SUPPLIED DATA:
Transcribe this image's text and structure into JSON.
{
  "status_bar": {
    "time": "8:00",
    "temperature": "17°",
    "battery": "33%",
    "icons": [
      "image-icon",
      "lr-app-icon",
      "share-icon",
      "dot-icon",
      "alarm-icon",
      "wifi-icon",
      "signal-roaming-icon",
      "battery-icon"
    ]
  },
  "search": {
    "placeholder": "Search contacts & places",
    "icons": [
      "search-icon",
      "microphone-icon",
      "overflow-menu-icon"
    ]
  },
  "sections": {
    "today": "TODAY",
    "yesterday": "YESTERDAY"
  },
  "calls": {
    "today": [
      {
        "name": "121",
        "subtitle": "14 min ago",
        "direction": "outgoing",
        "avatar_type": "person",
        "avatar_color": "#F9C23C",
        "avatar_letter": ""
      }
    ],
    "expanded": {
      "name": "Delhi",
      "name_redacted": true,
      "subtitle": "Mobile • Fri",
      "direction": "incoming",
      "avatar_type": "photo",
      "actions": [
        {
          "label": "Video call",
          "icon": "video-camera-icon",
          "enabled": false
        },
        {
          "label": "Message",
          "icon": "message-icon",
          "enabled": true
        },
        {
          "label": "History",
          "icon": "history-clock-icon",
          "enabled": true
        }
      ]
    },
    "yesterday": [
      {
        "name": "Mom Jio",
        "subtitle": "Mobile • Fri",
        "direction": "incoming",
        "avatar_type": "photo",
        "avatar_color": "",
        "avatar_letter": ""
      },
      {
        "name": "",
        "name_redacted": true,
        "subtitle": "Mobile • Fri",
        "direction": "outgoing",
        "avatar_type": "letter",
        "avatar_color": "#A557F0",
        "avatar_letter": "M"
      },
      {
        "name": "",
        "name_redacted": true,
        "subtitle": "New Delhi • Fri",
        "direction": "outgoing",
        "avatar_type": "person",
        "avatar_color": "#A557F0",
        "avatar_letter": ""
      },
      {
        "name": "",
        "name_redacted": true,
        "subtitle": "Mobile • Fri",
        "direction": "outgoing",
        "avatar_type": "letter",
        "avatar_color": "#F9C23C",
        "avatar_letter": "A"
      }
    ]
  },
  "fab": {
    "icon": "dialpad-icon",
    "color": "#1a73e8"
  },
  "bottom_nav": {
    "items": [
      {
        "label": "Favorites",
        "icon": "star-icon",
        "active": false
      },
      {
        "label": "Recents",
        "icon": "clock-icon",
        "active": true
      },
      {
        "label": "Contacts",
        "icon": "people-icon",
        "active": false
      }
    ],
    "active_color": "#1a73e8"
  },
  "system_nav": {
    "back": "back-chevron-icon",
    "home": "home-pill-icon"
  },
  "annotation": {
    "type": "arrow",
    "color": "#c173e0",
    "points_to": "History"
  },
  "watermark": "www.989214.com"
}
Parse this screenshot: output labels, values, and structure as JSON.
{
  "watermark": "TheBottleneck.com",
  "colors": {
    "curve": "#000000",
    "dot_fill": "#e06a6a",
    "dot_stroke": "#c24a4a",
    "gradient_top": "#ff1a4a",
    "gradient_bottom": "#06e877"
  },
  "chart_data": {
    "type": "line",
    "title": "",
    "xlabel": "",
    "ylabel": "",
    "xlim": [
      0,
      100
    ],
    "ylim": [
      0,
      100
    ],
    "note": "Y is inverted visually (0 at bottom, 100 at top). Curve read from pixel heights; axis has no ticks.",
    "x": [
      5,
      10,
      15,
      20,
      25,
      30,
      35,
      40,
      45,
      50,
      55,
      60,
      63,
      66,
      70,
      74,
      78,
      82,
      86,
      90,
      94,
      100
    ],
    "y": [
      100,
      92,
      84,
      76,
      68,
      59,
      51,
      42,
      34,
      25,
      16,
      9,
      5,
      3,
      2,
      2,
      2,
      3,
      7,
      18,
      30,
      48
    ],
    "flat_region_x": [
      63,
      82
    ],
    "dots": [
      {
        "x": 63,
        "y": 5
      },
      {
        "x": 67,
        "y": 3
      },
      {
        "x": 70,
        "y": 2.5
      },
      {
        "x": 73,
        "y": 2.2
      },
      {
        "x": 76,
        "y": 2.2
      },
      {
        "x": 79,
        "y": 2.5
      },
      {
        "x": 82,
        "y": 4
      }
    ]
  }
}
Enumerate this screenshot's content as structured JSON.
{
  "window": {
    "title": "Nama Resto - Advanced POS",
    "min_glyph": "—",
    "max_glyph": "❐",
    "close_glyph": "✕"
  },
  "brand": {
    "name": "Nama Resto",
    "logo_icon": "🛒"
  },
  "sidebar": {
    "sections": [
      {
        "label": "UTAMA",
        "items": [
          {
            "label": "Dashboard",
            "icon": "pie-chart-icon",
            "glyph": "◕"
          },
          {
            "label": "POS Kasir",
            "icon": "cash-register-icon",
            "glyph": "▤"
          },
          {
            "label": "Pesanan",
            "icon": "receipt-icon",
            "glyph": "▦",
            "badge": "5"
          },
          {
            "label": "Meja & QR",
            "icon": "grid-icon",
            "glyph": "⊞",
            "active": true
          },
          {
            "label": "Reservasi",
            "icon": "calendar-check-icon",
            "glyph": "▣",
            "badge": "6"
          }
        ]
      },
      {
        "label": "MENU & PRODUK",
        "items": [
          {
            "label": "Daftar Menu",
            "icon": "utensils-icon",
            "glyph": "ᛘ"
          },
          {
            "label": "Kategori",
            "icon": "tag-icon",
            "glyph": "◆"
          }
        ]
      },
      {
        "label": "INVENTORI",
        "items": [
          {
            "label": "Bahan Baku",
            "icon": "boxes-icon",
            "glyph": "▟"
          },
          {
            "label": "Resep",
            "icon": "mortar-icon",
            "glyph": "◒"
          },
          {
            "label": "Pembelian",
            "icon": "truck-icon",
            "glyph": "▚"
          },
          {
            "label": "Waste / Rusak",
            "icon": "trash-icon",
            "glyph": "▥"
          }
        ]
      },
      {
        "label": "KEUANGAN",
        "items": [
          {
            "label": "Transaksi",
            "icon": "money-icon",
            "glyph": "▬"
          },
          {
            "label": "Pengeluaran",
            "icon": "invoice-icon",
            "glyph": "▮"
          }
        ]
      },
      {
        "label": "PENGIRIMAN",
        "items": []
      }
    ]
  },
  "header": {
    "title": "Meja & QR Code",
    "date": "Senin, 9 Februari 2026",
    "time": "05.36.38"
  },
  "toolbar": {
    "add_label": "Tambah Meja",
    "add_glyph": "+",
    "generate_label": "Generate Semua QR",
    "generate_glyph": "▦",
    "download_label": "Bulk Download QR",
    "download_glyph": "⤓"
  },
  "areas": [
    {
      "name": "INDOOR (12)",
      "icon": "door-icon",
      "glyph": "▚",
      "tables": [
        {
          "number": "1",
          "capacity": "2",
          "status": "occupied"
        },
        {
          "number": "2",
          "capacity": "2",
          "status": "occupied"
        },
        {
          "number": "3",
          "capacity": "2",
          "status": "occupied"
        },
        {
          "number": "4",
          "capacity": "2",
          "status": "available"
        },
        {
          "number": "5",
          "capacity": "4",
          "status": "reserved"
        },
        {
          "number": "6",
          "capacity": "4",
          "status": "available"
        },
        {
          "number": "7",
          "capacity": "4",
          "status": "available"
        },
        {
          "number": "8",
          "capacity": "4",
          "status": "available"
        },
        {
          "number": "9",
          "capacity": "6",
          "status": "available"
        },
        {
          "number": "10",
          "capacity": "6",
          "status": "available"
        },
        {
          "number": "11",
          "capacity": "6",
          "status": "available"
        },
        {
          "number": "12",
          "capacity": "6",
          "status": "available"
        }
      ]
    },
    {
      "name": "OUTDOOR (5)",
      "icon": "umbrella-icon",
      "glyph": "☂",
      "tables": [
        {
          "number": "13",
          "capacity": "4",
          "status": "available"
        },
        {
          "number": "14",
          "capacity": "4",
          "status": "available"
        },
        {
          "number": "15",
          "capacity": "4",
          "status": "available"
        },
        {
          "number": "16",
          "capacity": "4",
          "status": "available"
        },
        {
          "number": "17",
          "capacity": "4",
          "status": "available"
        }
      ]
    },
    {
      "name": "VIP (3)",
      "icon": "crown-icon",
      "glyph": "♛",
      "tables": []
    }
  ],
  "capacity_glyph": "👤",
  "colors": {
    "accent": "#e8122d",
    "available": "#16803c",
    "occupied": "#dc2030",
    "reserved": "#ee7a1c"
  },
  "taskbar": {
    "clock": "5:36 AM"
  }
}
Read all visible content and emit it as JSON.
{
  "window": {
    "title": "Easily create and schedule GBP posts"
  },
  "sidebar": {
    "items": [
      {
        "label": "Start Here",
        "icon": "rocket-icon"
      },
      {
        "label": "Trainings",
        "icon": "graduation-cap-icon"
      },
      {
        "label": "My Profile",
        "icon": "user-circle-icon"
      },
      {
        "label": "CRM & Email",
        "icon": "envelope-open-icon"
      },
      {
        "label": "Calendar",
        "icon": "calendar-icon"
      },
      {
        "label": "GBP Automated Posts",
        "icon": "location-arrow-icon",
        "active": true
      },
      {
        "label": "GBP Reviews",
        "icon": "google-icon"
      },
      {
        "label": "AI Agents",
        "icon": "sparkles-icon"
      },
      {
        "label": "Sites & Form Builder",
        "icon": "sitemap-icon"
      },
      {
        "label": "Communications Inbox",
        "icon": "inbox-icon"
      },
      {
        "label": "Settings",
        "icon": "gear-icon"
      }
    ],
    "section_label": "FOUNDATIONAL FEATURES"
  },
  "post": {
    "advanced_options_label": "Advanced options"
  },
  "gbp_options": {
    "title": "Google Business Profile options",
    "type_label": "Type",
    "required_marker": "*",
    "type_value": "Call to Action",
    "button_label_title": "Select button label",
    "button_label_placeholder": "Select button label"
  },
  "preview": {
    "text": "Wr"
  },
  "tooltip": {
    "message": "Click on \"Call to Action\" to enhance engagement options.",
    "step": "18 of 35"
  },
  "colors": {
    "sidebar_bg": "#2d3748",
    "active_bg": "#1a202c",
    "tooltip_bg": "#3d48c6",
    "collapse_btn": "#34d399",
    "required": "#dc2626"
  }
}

EXERCISE: Go through the preceding material and copy each line that has the word "content".

RIGHT ANSWER:
Enumerate this screenshot's content as structured JSON.
Read all visible content and emit it as JSON.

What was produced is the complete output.